Data excerpts:
....................
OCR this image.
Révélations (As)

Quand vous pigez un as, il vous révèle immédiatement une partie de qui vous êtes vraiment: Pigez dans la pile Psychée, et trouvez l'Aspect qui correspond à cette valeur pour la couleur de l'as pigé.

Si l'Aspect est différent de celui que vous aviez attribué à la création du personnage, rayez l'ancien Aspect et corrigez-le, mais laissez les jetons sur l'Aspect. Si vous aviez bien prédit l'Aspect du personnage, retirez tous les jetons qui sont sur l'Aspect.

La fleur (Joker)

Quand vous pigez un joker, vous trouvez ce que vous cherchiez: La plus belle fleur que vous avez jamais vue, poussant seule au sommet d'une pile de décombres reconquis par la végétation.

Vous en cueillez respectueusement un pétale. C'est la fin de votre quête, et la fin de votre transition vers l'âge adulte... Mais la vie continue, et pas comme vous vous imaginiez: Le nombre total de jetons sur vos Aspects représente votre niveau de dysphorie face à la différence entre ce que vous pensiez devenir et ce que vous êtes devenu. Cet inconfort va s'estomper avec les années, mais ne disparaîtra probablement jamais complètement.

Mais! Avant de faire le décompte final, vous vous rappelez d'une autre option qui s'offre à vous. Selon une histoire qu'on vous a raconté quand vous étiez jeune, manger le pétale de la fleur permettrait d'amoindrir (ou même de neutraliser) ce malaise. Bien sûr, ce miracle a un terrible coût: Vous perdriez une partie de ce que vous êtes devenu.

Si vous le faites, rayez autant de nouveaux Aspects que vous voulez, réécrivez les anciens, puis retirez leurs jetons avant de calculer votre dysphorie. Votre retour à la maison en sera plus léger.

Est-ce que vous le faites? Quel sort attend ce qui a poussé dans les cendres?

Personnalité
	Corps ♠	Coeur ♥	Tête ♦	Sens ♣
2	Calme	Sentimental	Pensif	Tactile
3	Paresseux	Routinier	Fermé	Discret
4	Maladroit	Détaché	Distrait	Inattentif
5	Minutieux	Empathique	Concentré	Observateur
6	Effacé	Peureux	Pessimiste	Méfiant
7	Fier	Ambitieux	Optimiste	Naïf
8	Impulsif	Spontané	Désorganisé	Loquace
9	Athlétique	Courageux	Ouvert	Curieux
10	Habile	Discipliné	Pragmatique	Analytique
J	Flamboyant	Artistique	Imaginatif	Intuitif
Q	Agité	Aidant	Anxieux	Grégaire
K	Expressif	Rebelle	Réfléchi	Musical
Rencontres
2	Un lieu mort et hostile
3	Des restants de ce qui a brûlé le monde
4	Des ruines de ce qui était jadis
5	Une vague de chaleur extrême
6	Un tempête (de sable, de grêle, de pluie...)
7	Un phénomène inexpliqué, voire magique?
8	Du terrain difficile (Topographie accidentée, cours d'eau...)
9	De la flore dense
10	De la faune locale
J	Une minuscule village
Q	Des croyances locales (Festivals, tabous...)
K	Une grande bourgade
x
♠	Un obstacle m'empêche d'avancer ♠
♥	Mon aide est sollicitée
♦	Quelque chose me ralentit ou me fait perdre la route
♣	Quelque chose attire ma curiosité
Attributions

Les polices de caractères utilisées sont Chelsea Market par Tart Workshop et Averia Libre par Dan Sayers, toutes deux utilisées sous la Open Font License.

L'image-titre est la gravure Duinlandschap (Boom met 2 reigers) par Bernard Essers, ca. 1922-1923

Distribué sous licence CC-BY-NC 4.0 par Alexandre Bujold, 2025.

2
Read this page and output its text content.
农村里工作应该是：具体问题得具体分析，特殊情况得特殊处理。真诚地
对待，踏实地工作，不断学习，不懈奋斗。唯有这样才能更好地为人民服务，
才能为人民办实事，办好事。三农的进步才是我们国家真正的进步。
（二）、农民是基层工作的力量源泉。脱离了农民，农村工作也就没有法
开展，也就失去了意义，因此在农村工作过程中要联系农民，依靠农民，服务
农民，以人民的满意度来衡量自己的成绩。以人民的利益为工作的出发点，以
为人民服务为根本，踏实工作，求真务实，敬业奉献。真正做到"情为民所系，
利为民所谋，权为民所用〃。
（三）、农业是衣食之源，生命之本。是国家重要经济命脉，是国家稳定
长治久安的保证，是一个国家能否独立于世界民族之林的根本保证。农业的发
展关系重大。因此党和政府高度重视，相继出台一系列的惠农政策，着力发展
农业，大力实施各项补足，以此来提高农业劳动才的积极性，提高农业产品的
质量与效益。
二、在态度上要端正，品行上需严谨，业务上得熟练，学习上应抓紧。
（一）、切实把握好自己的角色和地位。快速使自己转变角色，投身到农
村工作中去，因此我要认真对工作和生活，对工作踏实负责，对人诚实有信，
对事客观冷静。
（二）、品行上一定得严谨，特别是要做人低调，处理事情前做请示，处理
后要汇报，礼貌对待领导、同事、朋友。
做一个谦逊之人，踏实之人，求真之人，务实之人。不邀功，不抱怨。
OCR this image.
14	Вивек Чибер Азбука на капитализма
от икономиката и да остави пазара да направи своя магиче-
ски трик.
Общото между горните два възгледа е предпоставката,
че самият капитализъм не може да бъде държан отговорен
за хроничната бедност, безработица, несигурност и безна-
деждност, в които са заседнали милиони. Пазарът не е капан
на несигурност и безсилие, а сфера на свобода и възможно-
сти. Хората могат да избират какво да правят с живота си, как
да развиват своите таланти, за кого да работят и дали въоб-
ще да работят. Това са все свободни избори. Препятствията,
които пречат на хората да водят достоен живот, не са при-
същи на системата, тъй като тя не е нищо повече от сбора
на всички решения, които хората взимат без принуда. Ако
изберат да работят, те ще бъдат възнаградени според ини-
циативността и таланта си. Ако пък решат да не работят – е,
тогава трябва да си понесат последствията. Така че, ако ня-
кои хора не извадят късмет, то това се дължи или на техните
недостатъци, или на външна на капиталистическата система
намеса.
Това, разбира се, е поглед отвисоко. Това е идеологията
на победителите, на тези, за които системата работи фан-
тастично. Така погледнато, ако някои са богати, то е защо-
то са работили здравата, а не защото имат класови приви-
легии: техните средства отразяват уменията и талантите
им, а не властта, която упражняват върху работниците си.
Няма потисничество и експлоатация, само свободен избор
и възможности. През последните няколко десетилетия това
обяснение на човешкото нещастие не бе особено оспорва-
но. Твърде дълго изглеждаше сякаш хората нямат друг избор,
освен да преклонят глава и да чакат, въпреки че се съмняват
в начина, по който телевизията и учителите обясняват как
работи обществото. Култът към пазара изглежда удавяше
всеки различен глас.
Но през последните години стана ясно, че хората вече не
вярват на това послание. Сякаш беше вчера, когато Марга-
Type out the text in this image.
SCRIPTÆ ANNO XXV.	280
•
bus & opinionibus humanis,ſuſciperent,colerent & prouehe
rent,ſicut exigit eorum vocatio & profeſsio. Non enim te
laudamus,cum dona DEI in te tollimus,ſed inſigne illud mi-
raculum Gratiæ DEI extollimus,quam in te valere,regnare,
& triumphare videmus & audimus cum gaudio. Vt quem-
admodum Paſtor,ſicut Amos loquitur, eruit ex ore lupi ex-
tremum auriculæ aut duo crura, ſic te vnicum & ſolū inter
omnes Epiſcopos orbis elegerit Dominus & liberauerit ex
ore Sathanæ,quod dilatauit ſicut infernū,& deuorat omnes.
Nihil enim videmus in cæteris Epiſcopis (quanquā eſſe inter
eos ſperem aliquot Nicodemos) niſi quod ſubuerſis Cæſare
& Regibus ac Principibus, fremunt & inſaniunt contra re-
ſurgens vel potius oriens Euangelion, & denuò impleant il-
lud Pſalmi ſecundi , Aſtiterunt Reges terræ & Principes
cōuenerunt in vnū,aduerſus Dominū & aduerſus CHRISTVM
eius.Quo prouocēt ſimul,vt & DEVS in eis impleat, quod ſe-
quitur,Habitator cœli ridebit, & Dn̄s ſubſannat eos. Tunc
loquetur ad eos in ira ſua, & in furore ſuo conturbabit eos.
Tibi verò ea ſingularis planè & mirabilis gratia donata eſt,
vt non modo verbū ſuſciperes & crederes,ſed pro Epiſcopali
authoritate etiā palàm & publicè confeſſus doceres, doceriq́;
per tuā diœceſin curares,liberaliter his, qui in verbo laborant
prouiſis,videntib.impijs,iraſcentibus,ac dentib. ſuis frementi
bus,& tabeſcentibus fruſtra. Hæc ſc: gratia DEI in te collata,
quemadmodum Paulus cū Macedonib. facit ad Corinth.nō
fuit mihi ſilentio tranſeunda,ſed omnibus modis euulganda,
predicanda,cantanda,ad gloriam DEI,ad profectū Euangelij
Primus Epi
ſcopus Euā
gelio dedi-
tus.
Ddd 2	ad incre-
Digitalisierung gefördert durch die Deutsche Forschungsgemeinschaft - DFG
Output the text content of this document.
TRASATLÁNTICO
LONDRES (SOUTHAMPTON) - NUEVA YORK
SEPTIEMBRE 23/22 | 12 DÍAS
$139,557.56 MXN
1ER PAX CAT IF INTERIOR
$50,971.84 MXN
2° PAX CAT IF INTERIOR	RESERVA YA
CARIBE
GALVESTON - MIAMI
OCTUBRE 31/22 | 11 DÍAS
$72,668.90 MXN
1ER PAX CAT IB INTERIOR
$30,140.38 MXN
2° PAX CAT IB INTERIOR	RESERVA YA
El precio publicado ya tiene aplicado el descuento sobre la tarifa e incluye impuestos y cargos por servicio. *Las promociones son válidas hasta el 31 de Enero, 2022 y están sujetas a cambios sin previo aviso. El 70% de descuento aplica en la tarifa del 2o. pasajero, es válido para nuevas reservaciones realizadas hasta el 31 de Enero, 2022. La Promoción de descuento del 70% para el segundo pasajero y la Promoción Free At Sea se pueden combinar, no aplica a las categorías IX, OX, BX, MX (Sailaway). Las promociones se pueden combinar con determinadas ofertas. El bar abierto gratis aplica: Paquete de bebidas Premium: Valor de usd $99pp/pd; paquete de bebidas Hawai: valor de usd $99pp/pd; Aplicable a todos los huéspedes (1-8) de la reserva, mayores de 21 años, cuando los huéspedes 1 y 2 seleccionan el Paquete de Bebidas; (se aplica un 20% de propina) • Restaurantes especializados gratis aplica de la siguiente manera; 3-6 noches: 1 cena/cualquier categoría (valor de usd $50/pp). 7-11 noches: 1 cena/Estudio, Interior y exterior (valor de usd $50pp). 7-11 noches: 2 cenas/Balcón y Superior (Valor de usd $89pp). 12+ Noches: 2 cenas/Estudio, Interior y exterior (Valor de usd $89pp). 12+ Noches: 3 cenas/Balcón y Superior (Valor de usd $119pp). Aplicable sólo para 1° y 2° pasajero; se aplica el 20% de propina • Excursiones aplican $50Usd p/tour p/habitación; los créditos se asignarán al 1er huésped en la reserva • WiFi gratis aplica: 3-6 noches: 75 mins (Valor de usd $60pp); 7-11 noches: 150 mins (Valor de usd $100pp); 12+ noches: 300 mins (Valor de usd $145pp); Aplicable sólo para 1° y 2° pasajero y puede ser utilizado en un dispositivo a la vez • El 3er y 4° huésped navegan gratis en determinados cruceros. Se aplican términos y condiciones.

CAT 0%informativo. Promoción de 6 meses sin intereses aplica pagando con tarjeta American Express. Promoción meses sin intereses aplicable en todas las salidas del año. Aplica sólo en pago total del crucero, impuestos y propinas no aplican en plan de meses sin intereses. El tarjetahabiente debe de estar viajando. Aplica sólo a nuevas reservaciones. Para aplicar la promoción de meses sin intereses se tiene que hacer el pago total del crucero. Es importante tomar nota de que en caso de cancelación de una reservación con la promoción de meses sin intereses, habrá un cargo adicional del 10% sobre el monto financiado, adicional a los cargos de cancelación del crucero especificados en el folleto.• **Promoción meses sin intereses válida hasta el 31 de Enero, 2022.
....................
**WHAT YOU SHOULD DO**
Where a line holds the string "пазара", copy that line.

**SOLUTION TO THE EXERCISE**
от икономиката и да остави пазара да направи своя магиче-
работи обществото. Култът към пазара изглежда удавяше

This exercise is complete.